## WORK REQUIRED
Lift out all lines below that contain "positive".

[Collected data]
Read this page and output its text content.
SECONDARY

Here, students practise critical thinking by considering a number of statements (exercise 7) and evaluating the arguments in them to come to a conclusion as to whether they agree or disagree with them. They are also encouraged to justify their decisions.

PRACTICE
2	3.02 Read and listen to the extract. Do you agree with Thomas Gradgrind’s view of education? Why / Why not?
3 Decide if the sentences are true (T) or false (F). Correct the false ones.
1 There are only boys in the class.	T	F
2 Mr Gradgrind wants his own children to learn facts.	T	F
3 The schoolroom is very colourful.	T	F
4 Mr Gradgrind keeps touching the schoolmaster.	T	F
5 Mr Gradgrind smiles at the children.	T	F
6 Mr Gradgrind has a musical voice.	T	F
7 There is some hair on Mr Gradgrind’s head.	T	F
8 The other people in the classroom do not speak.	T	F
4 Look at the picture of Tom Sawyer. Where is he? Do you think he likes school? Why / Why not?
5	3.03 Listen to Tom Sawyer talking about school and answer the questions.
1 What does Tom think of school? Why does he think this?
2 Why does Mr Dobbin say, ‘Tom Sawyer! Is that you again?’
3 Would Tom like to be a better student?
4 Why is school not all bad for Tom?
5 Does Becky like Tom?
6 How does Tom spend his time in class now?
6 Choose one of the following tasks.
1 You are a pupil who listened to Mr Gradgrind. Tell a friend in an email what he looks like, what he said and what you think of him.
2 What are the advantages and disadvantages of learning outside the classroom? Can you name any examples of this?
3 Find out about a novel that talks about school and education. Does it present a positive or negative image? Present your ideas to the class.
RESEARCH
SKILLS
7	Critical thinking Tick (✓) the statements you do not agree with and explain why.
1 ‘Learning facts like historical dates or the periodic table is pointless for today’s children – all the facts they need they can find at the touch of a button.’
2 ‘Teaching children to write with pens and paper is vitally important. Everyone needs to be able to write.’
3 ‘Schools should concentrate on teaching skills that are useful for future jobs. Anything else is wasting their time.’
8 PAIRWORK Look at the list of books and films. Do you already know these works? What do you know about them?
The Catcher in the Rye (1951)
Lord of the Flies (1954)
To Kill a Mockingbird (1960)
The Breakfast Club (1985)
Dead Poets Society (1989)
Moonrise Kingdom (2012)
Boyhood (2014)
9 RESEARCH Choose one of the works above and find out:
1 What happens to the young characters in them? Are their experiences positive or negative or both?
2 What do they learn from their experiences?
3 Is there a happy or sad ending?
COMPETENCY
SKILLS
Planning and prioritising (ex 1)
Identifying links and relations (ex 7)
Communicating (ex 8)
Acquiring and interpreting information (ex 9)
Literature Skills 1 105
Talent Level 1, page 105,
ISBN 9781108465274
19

## EXERCISE OUTPUT
3 Find out about a novel that talks about school and education. Does it present a positive or negative image? Present your ideas to the class.
1 What happens to the young characters in them? Are their experiences positive or negative or both?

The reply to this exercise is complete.